* **Task instructions**
Leaving out the images, please output every entry exactly as it appears.
Segment Open
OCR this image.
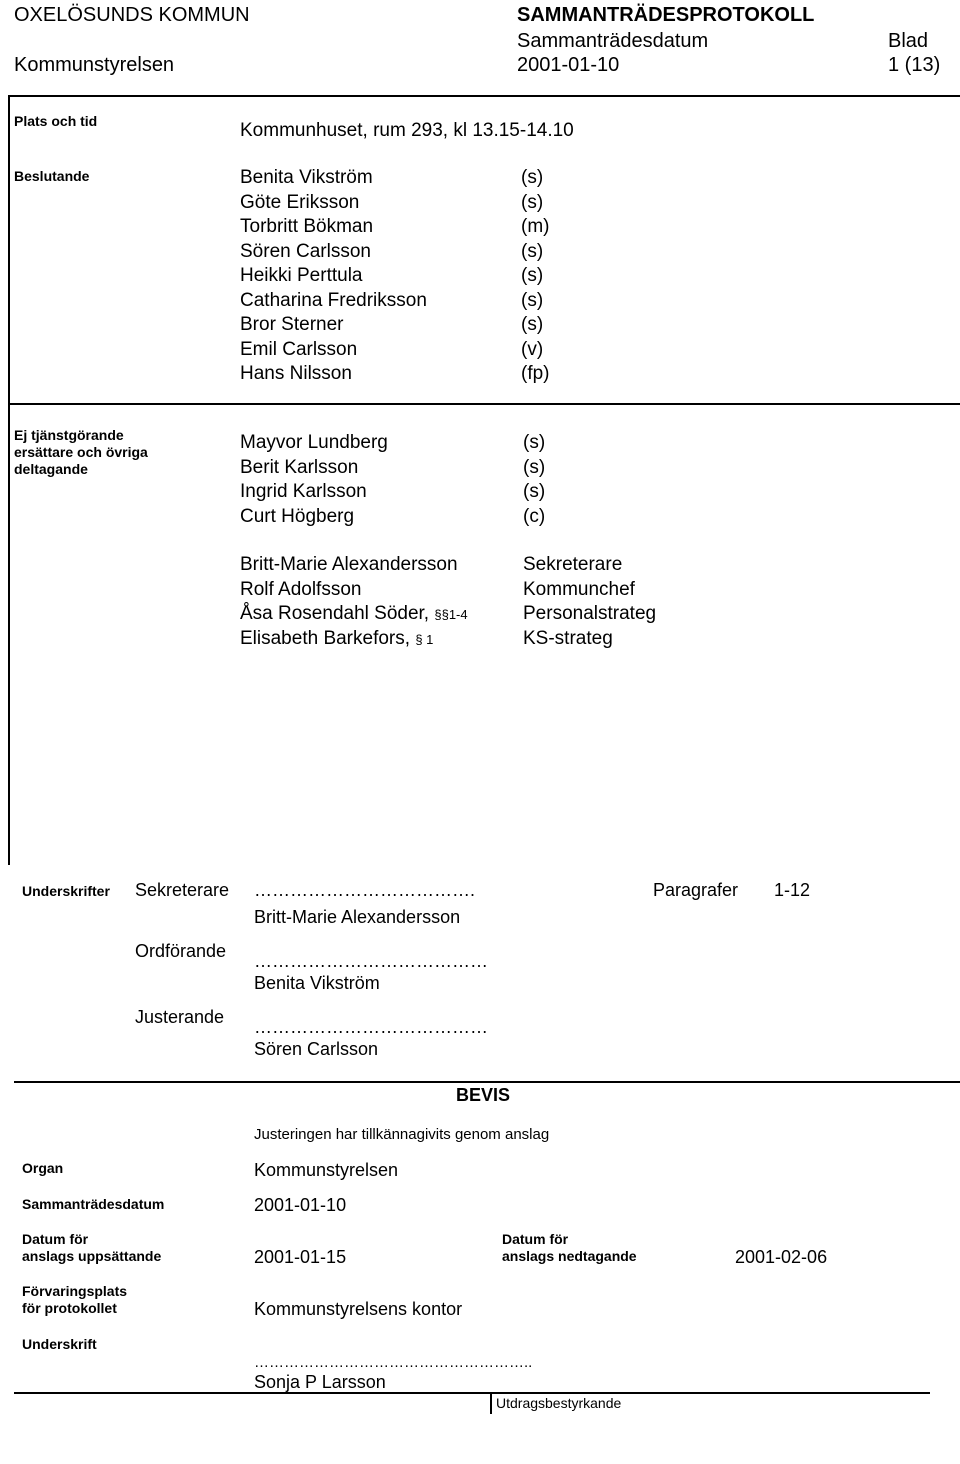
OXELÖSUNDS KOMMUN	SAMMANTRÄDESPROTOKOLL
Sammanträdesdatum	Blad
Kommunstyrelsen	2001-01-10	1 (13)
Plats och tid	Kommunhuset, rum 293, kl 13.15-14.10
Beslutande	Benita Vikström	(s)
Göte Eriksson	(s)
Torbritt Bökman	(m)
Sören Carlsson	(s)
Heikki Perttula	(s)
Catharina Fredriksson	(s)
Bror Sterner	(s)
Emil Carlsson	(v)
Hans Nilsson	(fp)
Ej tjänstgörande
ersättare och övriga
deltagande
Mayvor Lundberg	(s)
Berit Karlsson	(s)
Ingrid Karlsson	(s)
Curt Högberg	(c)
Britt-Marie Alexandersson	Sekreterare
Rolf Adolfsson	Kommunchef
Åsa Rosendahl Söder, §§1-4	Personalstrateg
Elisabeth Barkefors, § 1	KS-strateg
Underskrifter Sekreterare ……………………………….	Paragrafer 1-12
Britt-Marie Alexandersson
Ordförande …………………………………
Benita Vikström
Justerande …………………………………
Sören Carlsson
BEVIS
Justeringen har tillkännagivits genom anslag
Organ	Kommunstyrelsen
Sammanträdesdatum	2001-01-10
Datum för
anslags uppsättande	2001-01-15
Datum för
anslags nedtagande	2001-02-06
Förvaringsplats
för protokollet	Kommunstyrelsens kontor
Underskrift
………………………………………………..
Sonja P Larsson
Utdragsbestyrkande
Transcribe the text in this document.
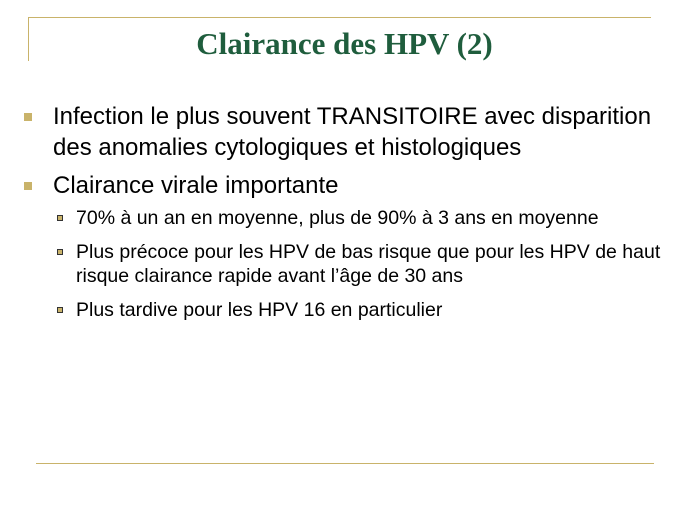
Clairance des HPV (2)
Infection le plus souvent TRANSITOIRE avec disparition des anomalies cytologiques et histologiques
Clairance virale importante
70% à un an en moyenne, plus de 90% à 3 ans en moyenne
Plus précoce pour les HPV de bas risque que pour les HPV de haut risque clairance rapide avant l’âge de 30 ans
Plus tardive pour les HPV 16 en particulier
Segment Closed
* **Result for this exercise**
OCR this image.
OXELÖSUNDS KOMMUN	SAMMANTRÄDESPROTOKOLL
Sammanträdesdatum	Blad
Kommunstyrelsen	2001-01-10	1 (13)
Plats och tid	Kommunhuset, rum 293, kl 13.15-14.10
Beslutande	Benita Vikström	(s)
Göte Eriksson	(s)
Torbritt Bökman	(m)
Sören Carlsson	(s)
Heikki Perttula	(s)
Catharina Fredriksson	(s)
Bror Sterner	(s)
Emil Carlsson	(v)
Hans Nilsson	(fp)
Ej tjänstgörande
ersättare och övriga
deltagande
Mayvor Lundberg	(s)
Berit Karlsson	(s)
Ingrid Karlsson	(s)
Curt Högberg	(c)
Britt-Marie Alexandersson	Sekreterare
Rolf Adolfsson	Kommunchef
Åsa Rosendahl Söder, §§1-4	Personalstrateg
Elisabeth Barkefors, § 1	KS-strateg
Underskrifter Sekreterare ……………………………….	Paragrafer 1-12
Britt-Marie Alexandersson
Ordförande …………………………………
Benita Vikström
Justerande …………………………………
Sören Carlsson
BEVIS
Justeringen har tillkännagivits genom anslag
Organ	Kommunstyrelsen
Sammanträdesdatum	2001-01-10
Datum för
anslags uppsättande	2001-01-15
Datum för
anslags nedtagande	2001-02-06
Förvaringsplats
för protokollet	Kommunstyrelsens kontor
Underskrift
………………………………………………..
Sonja P Larsson
Utdragsbestyrkande
Transcribe the text in this document.
Clairance des HPV (2)
Infection le plus souvent TRANSITOIRE avec disparition des anomalies cytologiques et histologiques
Clairance virale importante
70% à un an en moyenne, plus de 90% à 3 ans en moyenne
Plus précoce pour les HPV de bas risque que pour les HPV de haut risque clairance rapide avant l’âge de 30 ans
Plus tardive pour les HPV 16 en particulier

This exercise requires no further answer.